Exercise directions:
List every line in the data below that contains the word "técnica", and treat uppercase and lowercase as different.

Provided records:

* start *

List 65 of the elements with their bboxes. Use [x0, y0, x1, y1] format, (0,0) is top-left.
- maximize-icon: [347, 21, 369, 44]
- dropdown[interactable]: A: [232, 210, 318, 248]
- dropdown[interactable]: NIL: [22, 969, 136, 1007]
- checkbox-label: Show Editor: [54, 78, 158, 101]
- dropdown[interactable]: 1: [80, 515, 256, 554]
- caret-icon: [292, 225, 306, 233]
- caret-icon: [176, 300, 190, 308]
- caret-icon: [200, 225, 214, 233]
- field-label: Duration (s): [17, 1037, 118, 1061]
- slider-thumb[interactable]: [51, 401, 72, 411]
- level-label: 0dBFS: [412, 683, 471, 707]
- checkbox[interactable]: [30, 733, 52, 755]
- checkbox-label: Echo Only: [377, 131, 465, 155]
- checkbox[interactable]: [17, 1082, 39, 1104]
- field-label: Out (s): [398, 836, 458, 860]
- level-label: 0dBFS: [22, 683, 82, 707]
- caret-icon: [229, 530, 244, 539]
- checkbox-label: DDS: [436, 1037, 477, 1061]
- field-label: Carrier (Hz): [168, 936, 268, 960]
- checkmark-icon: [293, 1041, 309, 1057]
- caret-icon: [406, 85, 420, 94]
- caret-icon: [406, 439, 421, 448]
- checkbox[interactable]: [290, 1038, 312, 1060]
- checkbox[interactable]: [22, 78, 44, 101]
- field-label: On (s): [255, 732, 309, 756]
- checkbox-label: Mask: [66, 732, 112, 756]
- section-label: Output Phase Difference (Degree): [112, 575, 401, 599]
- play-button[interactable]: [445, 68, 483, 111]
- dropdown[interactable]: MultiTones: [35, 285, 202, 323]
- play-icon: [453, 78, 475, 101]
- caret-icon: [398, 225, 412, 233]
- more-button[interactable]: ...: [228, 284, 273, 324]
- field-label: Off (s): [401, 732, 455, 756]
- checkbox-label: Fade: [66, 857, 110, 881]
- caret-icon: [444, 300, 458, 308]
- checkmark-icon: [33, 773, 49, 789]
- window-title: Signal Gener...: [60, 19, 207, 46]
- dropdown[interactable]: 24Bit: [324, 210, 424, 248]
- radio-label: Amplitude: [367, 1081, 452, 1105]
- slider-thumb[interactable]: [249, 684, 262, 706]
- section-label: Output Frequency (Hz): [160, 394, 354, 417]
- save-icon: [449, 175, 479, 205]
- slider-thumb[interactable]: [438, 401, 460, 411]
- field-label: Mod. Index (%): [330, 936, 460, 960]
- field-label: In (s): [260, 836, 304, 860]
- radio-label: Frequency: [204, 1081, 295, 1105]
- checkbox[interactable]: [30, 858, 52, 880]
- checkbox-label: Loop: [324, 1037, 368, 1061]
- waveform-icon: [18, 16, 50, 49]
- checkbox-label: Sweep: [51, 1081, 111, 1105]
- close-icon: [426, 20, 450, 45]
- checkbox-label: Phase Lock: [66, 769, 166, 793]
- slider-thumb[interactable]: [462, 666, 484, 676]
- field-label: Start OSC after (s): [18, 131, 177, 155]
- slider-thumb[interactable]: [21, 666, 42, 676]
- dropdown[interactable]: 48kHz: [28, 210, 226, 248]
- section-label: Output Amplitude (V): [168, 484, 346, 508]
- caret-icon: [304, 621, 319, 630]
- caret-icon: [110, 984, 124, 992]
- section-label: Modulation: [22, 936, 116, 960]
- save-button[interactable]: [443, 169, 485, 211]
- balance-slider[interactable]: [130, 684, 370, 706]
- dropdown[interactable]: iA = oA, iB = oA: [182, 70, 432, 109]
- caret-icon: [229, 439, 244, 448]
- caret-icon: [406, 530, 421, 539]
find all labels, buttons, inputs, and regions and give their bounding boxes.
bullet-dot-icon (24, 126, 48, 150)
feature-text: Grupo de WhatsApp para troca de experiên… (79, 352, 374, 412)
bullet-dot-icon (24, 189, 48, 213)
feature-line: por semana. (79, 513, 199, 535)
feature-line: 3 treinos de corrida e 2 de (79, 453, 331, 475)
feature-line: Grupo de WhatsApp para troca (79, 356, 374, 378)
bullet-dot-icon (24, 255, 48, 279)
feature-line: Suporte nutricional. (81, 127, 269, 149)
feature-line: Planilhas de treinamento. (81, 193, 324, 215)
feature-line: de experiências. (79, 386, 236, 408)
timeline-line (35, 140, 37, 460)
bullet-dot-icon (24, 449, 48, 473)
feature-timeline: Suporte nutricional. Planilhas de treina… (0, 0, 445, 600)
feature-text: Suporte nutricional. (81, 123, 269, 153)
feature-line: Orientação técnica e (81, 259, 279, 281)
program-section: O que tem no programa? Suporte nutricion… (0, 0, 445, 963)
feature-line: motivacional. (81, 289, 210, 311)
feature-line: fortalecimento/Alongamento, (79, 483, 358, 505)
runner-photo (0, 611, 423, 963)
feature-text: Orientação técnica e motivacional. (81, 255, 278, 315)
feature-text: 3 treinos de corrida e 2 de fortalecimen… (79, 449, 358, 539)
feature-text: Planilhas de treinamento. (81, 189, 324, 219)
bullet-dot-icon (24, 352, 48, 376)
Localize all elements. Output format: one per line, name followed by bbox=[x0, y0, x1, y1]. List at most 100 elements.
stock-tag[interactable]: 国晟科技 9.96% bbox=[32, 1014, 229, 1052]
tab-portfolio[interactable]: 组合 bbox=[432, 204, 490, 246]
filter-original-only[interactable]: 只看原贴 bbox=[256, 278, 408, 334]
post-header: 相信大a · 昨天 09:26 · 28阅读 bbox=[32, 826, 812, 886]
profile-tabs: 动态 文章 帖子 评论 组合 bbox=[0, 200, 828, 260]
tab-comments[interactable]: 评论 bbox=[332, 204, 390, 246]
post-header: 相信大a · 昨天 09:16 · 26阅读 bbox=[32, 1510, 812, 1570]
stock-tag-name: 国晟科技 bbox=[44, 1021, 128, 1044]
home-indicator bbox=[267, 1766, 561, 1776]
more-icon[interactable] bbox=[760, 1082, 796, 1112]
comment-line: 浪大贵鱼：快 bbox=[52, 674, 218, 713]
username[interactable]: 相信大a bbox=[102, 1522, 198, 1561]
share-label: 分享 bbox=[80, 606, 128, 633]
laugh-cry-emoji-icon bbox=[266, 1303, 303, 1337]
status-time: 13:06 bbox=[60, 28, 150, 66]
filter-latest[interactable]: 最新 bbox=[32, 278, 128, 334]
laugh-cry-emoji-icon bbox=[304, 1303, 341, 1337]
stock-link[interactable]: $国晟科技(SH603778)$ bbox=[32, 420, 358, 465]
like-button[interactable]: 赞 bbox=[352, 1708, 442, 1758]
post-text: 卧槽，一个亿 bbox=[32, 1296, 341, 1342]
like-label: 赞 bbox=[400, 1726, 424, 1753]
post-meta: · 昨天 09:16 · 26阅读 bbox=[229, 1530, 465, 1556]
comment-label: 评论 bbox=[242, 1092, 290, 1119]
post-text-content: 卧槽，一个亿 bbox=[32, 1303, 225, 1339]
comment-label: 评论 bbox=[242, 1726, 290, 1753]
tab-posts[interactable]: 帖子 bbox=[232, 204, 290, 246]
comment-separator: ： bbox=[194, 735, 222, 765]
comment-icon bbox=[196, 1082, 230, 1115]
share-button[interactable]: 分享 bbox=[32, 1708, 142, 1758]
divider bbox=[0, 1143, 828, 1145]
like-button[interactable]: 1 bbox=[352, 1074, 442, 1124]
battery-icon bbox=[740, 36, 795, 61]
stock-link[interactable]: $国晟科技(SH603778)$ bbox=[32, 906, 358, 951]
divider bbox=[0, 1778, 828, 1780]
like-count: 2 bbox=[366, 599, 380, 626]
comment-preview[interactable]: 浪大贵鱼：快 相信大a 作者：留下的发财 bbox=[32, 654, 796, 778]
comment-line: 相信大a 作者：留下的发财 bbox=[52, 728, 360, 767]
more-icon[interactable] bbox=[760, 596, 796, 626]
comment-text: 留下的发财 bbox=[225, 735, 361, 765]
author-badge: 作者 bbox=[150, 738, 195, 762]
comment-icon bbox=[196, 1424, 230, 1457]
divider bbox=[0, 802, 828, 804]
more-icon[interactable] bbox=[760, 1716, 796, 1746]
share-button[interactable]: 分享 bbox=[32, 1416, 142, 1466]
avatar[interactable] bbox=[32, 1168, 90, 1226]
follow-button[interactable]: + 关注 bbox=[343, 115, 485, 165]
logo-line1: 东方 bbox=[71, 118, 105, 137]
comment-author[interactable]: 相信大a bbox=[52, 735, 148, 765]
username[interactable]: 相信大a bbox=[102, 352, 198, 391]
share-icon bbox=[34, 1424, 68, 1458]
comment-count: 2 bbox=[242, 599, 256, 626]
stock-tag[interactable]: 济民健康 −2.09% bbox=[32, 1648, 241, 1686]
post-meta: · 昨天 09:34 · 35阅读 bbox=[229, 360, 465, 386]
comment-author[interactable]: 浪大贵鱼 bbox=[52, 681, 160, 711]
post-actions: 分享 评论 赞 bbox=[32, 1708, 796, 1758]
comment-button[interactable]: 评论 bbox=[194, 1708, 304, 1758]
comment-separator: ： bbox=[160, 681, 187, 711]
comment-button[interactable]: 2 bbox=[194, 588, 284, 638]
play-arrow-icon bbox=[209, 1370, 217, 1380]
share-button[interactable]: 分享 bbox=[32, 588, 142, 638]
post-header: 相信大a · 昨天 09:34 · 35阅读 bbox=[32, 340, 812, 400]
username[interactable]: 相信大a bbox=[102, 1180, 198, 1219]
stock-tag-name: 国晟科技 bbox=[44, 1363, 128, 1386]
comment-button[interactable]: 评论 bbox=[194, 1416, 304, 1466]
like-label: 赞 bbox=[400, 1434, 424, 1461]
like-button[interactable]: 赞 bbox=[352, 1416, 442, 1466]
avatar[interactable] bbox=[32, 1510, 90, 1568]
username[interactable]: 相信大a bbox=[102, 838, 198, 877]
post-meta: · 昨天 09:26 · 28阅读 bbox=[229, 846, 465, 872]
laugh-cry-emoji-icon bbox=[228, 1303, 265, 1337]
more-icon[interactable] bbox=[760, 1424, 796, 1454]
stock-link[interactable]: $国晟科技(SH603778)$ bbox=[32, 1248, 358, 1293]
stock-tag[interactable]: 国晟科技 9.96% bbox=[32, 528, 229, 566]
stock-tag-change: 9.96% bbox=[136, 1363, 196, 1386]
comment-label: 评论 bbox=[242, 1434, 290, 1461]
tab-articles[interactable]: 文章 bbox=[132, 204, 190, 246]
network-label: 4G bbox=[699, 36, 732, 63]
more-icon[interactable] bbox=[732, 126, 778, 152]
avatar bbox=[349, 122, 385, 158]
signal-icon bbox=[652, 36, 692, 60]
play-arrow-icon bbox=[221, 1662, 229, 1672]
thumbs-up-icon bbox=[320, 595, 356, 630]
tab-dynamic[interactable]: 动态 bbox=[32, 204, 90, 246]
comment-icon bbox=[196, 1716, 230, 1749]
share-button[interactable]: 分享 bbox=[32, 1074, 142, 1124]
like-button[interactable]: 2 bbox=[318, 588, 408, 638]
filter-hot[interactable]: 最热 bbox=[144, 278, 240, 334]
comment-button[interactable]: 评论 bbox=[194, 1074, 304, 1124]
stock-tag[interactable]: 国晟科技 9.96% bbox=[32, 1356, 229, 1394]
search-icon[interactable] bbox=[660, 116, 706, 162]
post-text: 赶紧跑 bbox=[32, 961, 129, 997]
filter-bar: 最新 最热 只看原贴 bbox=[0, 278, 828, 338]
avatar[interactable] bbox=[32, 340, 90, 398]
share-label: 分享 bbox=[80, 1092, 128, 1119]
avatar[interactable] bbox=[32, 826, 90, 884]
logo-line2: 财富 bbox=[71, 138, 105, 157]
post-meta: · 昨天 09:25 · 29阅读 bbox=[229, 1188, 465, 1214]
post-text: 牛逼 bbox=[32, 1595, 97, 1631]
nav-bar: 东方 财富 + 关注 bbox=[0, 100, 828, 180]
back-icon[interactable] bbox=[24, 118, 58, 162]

* end *

Expected answer:
feature-line: Orientação técnica e (81, 259, 279, 281)
feature-text: Orientação técnica e motivacional. (81, 255, 278, 315)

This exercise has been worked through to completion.